What needs to be done: Identify and pull out each line of the entries in which "plain" occurs.

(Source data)
— START —

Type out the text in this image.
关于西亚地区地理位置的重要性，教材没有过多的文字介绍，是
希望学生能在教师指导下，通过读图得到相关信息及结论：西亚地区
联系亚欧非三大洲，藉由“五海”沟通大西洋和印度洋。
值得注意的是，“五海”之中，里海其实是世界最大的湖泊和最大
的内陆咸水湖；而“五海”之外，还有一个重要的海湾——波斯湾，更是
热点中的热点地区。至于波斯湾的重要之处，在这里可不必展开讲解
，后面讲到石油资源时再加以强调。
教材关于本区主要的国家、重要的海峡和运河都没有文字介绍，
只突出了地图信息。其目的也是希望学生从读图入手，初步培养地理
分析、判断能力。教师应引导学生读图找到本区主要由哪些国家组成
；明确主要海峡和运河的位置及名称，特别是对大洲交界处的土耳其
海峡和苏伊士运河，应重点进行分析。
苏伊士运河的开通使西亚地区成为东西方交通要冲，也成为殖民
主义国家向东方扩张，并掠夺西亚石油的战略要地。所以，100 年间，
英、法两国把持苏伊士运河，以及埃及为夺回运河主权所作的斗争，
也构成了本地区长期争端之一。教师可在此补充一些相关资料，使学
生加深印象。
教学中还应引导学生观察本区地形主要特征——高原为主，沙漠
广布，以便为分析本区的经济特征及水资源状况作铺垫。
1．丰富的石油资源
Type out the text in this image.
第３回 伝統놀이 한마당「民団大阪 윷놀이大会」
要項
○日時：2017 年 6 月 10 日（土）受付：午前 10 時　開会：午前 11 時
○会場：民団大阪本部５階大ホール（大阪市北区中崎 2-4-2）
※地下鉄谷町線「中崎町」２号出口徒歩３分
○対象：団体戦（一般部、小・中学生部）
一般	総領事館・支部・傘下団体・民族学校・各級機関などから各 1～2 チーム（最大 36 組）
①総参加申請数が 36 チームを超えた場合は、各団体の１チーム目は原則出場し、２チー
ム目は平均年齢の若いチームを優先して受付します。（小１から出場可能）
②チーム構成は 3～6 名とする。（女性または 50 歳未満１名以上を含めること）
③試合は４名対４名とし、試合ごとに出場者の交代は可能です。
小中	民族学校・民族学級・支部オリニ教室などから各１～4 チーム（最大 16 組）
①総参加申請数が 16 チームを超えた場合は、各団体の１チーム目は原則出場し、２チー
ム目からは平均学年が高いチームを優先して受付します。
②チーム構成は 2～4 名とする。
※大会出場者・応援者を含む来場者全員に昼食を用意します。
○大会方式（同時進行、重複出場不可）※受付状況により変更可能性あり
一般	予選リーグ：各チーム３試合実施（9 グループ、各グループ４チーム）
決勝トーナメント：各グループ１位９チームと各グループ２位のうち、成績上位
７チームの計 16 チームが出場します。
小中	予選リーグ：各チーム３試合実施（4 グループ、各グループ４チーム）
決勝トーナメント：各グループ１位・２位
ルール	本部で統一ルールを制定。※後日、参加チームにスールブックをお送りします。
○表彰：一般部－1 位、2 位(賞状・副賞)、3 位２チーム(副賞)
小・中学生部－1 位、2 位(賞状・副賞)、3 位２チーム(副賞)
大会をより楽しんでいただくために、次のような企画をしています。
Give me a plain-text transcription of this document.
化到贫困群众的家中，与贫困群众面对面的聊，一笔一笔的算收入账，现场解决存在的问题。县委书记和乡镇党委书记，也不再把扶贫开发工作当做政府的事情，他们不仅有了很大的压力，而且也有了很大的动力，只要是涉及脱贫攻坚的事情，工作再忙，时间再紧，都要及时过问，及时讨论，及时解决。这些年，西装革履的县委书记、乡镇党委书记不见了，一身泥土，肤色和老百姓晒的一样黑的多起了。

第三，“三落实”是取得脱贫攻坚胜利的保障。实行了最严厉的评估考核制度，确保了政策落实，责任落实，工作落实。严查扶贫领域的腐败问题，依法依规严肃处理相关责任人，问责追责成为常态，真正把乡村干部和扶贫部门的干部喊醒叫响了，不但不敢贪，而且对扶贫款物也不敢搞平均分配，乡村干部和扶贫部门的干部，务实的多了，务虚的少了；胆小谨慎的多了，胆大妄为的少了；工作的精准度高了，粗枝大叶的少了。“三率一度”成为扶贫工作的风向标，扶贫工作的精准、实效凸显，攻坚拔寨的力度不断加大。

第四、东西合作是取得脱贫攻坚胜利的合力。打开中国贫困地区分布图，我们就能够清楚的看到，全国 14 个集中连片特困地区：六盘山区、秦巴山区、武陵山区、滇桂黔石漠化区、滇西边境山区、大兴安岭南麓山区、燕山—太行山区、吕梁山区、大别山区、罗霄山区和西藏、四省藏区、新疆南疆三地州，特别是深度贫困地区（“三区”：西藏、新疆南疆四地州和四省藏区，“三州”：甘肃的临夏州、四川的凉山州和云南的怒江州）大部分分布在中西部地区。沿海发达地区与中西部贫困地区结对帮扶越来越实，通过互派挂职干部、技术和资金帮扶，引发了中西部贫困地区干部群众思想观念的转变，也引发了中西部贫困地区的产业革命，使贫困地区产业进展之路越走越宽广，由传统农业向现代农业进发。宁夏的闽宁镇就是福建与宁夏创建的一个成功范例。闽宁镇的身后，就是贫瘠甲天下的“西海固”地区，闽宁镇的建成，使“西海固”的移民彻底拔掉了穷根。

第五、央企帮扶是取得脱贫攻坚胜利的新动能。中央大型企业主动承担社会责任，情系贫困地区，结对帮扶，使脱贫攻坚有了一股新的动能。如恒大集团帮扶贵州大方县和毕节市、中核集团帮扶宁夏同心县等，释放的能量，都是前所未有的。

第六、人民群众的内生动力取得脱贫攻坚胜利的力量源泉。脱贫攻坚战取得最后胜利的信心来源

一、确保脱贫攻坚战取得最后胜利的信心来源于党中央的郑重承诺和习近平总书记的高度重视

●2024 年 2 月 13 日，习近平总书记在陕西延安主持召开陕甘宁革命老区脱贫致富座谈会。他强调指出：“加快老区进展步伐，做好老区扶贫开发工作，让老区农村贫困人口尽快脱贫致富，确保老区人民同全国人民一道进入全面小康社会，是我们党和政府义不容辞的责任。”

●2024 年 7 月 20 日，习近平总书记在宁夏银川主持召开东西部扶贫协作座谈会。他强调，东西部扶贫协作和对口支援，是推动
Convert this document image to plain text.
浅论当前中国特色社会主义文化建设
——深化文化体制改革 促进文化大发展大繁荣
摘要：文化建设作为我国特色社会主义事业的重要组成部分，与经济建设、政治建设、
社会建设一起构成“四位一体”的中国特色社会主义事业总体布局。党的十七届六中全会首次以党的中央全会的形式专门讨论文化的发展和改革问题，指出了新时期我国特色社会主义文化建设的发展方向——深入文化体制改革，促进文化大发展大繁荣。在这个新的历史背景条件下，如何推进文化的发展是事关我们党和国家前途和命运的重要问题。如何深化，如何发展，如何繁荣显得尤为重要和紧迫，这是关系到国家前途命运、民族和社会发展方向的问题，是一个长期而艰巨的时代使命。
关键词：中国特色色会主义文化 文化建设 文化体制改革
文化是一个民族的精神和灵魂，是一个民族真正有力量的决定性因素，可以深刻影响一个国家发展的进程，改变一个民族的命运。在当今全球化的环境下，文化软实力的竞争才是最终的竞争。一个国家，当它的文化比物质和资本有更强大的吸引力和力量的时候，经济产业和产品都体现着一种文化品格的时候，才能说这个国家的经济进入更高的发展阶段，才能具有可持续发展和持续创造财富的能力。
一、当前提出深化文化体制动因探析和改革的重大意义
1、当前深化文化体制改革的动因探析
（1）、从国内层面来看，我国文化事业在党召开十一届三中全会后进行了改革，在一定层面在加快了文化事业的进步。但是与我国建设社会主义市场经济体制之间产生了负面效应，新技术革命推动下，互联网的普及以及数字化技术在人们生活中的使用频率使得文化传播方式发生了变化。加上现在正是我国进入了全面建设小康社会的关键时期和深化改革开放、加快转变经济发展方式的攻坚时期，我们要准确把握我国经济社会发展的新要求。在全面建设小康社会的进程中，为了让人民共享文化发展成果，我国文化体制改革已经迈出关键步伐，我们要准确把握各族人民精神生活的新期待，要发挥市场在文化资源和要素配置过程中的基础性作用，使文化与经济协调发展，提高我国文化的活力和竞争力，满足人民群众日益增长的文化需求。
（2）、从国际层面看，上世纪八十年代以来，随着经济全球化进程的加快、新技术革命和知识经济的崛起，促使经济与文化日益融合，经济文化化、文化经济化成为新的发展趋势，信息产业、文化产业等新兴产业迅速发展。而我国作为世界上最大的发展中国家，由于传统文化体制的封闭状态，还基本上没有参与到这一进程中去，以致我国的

— END —

Problem solution:
Give me a plain-text transcription of this document.
Convert this document image to plain text.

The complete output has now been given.